==== Information supplied

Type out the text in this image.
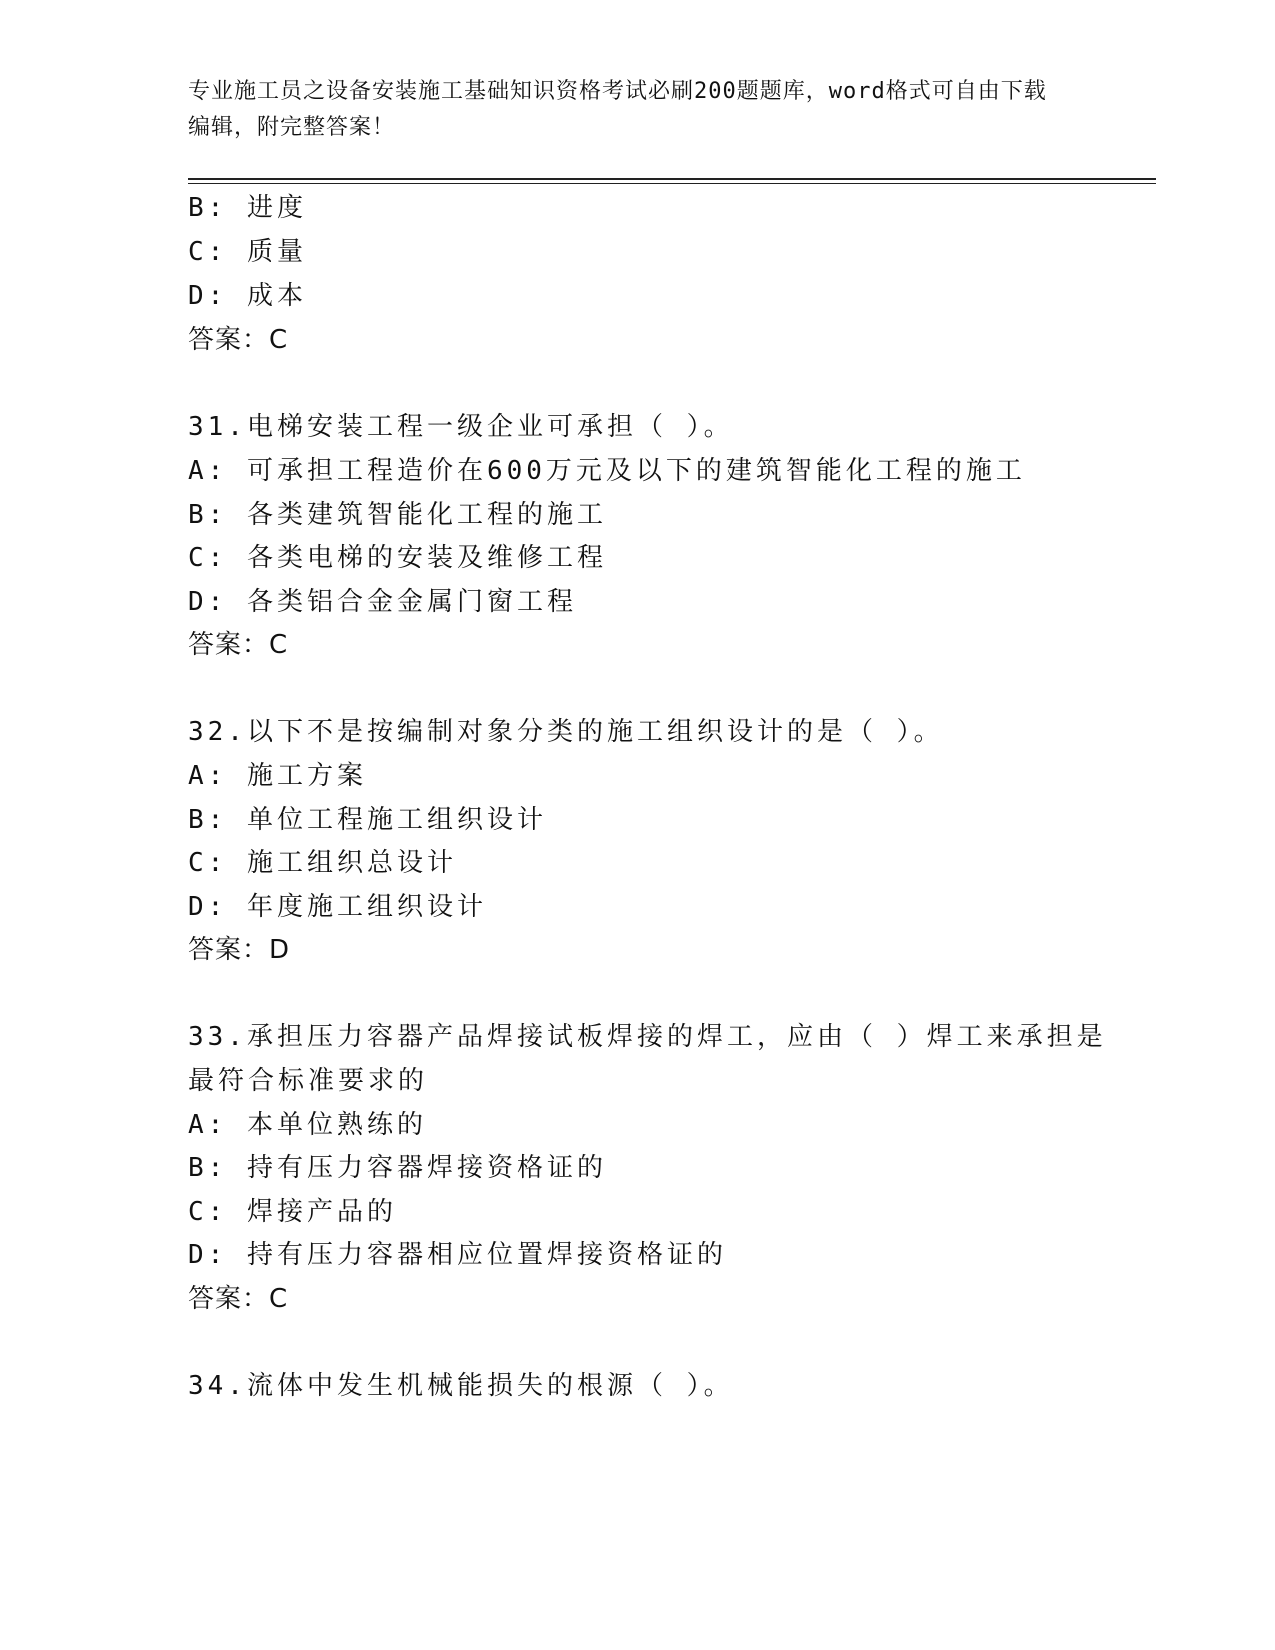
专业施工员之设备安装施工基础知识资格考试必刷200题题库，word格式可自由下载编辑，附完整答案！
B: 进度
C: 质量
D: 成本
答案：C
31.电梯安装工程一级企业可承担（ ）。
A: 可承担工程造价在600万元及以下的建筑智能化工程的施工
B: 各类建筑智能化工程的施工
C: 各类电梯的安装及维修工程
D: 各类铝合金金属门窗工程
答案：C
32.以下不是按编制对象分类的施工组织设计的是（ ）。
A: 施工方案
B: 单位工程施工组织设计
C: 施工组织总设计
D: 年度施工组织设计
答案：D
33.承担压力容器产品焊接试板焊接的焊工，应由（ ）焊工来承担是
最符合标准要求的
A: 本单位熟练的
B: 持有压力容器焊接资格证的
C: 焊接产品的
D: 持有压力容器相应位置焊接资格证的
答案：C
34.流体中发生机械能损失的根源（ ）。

========
==== Information supplied

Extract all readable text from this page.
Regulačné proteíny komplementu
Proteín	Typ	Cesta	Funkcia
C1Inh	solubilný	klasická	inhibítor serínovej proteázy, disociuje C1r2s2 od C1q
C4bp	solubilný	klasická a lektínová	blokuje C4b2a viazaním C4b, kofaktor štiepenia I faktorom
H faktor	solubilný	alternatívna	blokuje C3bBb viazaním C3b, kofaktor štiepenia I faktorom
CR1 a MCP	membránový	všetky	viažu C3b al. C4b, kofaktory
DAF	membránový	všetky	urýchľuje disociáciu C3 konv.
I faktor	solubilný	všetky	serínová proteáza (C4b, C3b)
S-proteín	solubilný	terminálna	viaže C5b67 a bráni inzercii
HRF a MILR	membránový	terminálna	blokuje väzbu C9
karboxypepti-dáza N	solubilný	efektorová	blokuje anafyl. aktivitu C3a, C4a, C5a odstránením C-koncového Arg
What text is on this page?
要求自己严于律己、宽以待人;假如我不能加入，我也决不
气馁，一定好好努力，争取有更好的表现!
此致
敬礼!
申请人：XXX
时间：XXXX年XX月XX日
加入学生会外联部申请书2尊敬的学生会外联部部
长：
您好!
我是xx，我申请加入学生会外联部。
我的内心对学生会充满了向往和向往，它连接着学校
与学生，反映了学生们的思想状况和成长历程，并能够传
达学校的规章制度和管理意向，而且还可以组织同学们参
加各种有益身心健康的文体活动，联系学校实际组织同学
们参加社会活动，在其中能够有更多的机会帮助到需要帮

========
==== Information supplied

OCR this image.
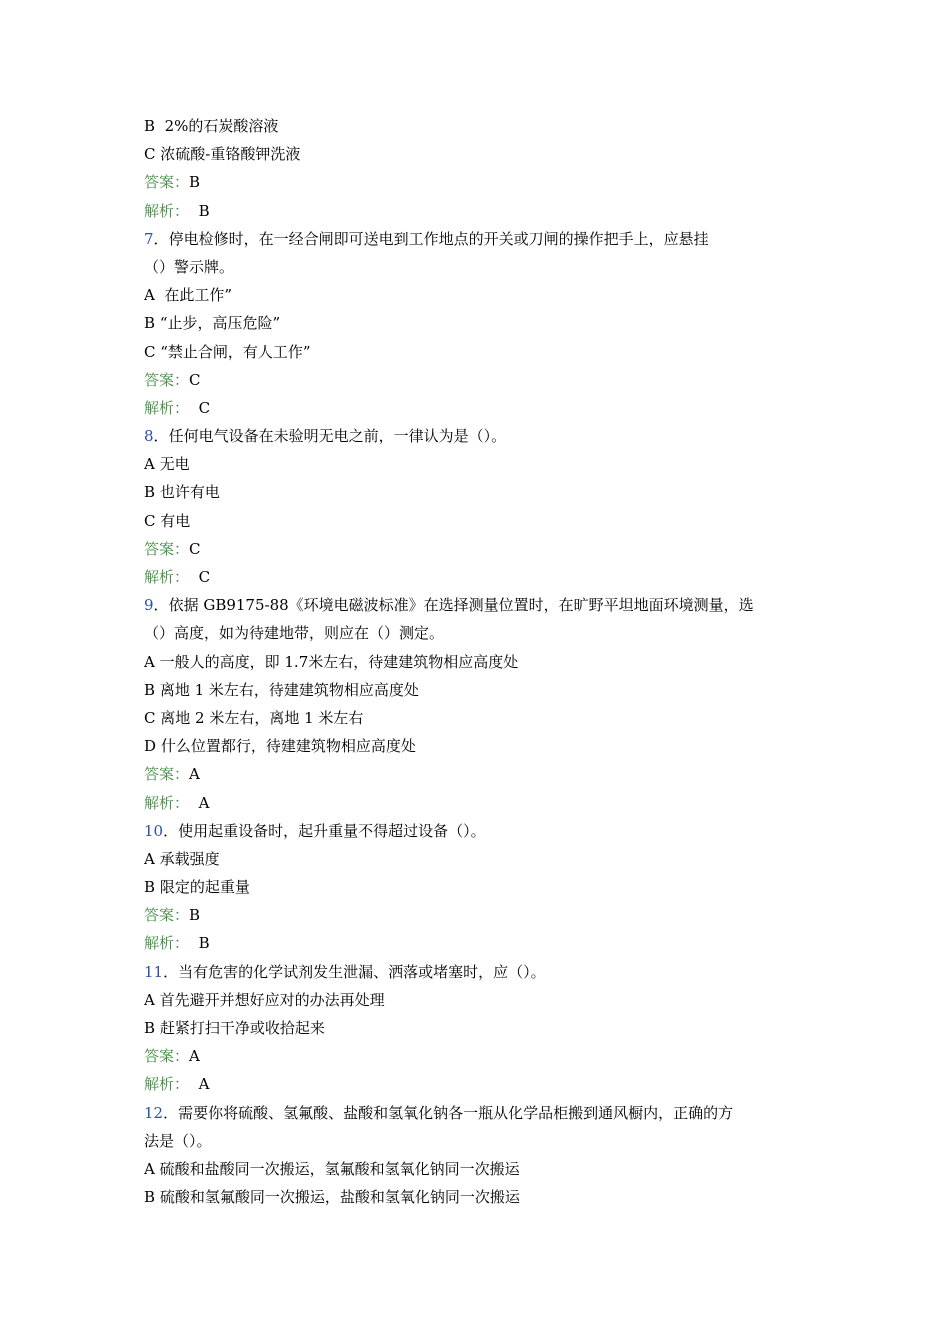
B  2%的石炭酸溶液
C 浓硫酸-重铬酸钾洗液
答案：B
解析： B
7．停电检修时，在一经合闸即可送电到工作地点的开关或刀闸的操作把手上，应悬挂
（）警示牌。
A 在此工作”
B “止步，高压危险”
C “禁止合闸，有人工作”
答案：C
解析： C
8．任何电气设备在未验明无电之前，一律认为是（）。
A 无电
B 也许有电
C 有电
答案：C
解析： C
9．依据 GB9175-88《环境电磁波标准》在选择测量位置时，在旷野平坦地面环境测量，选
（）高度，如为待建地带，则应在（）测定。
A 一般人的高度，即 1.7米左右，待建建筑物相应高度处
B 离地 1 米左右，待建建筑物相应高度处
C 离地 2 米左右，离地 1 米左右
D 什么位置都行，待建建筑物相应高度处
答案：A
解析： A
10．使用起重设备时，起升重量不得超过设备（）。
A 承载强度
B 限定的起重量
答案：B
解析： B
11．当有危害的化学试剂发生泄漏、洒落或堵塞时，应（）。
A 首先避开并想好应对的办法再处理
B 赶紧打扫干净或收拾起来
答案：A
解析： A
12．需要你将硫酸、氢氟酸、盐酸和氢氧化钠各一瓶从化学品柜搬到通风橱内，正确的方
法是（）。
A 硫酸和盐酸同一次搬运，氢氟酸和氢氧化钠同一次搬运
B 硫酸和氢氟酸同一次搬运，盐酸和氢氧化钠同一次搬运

========

> [Work required]
Scan the material above. Extract every line in which the word "page" occurs.

> [Full solution]
Extract all readable text from this page.
What text is on this page?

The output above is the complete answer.